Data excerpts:

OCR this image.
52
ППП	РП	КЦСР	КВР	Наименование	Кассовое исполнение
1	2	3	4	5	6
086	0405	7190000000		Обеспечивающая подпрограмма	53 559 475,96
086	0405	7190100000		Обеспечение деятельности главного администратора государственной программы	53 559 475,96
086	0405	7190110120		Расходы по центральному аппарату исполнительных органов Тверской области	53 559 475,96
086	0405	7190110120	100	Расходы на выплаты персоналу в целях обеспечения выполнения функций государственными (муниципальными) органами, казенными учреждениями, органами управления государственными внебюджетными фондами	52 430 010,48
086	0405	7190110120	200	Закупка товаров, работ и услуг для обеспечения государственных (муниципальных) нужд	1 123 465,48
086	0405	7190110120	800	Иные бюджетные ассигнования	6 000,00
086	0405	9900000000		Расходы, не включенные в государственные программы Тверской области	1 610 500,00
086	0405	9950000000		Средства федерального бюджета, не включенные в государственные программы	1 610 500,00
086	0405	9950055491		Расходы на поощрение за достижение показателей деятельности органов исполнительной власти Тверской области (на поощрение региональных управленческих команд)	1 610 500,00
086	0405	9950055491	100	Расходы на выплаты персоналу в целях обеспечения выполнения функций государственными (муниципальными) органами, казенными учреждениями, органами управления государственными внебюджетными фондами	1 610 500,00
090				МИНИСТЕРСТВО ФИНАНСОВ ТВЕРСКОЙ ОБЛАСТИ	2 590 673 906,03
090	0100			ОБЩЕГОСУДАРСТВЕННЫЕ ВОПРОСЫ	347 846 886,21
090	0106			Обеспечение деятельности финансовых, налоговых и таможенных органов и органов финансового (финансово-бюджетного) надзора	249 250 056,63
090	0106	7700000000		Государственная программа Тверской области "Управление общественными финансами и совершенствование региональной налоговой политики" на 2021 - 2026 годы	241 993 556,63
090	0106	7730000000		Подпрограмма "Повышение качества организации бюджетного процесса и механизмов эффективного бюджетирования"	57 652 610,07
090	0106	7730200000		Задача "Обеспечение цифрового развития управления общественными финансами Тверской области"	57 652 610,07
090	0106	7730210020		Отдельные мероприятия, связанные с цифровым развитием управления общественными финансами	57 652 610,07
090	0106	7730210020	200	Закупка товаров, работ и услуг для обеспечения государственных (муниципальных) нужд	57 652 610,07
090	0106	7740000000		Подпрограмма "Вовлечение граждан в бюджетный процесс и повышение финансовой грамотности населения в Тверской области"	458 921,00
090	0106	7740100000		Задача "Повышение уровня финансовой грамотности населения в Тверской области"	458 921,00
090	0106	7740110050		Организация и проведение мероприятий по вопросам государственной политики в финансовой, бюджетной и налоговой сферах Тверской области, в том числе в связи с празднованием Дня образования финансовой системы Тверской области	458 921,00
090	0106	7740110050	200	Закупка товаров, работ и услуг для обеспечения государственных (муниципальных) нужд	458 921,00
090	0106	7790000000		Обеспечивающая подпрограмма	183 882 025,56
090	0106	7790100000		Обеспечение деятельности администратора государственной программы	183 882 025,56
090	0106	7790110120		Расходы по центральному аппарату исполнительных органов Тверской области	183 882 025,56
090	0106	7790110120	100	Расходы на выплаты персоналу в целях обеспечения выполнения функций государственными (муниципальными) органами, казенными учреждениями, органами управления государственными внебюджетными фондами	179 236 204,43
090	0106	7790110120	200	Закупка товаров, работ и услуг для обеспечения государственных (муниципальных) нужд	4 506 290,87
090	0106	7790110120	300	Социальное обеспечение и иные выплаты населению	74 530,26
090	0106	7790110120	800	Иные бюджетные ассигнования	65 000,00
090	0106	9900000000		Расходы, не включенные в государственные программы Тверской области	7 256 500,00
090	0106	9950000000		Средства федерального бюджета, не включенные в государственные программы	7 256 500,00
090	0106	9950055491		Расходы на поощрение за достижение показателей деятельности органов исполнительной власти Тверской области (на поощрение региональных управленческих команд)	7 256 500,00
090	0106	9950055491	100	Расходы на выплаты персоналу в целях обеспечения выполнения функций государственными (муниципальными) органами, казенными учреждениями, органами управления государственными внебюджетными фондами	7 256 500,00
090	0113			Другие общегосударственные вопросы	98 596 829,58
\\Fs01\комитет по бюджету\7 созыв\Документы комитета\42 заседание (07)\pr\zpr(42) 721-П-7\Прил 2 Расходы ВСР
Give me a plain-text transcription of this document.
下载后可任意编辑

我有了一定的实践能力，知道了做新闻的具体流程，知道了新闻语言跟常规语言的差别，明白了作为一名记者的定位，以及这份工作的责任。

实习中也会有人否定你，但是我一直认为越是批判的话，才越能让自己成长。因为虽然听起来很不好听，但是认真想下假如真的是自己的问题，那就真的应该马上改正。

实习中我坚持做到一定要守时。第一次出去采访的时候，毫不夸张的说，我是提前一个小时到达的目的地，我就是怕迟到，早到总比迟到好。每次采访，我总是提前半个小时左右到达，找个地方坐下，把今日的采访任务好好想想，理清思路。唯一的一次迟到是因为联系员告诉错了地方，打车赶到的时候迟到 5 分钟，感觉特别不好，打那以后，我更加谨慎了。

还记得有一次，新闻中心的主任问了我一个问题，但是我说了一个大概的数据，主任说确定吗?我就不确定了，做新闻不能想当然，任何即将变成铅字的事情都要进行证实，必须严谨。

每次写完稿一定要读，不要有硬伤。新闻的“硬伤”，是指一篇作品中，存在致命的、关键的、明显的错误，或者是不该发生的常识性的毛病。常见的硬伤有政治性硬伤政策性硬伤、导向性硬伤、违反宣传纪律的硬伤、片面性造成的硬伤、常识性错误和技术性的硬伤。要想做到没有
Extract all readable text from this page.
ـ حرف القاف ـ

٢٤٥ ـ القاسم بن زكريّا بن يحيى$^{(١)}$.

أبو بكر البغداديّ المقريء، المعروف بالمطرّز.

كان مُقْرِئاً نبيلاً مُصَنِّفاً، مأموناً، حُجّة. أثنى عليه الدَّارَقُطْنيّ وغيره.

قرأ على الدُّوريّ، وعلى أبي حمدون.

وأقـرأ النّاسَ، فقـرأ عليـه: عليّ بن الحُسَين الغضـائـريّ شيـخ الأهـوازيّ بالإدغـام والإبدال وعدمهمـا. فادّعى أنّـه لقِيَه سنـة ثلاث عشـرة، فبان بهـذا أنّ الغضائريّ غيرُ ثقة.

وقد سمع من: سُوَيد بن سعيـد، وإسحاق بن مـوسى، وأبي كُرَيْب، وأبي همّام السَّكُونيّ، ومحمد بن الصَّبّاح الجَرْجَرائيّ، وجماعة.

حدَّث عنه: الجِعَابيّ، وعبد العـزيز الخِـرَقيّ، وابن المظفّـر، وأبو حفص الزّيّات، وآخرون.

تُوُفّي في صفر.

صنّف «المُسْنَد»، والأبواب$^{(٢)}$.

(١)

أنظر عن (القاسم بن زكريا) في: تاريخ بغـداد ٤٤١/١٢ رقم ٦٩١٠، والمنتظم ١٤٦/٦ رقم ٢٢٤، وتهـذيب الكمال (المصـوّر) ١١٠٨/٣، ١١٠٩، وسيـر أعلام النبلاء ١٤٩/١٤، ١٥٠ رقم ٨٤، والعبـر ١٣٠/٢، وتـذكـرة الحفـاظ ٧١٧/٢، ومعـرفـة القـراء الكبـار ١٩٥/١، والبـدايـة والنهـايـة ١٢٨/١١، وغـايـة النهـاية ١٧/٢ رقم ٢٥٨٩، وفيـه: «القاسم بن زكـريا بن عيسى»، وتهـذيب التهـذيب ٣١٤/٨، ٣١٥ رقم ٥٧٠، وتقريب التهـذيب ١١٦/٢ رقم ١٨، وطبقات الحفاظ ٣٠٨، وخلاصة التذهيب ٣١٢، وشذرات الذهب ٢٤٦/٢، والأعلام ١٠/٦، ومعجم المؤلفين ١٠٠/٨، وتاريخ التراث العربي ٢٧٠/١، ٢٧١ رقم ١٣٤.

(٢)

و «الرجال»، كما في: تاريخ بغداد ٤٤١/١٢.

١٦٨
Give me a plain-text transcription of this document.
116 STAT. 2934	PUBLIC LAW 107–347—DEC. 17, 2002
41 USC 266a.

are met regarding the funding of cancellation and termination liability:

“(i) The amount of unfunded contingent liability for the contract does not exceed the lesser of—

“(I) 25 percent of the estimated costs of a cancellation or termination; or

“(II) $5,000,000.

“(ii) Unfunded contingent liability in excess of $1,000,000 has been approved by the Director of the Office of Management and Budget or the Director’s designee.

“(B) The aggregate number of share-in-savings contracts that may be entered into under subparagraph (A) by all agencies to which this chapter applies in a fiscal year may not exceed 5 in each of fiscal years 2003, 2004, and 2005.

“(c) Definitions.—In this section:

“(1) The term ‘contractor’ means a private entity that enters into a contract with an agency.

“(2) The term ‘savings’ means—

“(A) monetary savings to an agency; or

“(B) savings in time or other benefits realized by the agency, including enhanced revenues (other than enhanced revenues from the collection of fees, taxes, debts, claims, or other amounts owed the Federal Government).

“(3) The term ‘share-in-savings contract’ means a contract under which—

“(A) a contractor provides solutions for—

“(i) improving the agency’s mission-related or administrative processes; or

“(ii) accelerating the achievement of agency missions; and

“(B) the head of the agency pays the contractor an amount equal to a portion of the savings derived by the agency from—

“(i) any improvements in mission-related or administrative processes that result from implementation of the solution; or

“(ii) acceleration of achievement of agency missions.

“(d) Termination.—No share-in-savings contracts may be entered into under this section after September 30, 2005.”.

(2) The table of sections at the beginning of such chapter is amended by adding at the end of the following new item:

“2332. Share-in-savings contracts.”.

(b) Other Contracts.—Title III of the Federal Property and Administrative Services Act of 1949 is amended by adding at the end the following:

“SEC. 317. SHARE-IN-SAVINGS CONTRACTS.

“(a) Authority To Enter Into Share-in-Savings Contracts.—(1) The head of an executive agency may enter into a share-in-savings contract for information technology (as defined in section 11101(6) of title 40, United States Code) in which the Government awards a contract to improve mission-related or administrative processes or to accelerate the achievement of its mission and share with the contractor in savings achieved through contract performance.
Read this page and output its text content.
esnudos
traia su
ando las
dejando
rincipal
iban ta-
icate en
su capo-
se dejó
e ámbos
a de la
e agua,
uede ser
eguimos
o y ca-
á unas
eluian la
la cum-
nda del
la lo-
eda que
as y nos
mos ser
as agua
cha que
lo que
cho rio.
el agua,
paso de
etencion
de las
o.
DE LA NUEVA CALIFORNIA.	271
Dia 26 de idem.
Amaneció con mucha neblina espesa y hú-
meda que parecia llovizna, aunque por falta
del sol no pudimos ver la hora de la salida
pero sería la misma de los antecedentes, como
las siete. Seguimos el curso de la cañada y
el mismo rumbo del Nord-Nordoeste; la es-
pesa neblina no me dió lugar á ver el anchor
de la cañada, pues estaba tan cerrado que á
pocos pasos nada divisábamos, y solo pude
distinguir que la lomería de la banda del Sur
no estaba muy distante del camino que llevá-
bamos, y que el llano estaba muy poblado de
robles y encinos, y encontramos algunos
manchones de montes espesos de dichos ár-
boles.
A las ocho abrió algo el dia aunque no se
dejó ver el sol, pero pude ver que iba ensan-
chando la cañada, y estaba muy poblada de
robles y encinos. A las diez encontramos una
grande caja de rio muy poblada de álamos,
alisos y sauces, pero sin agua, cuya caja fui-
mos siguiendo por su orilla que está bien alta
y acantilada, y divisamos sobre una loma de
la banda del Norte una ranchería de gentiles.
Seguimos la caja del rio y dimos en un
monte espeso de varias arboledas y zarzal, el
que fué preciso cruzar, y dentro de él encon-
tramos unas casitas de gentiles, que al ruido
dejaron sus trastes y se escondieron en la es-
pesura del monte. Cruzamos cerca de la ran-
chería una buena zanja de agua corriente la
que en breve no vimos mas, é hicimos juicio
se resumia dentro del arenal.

• [Task description]:
Note how many lines of the material contain the string "населения". Then report that number by itself.

• [Written reply]:
2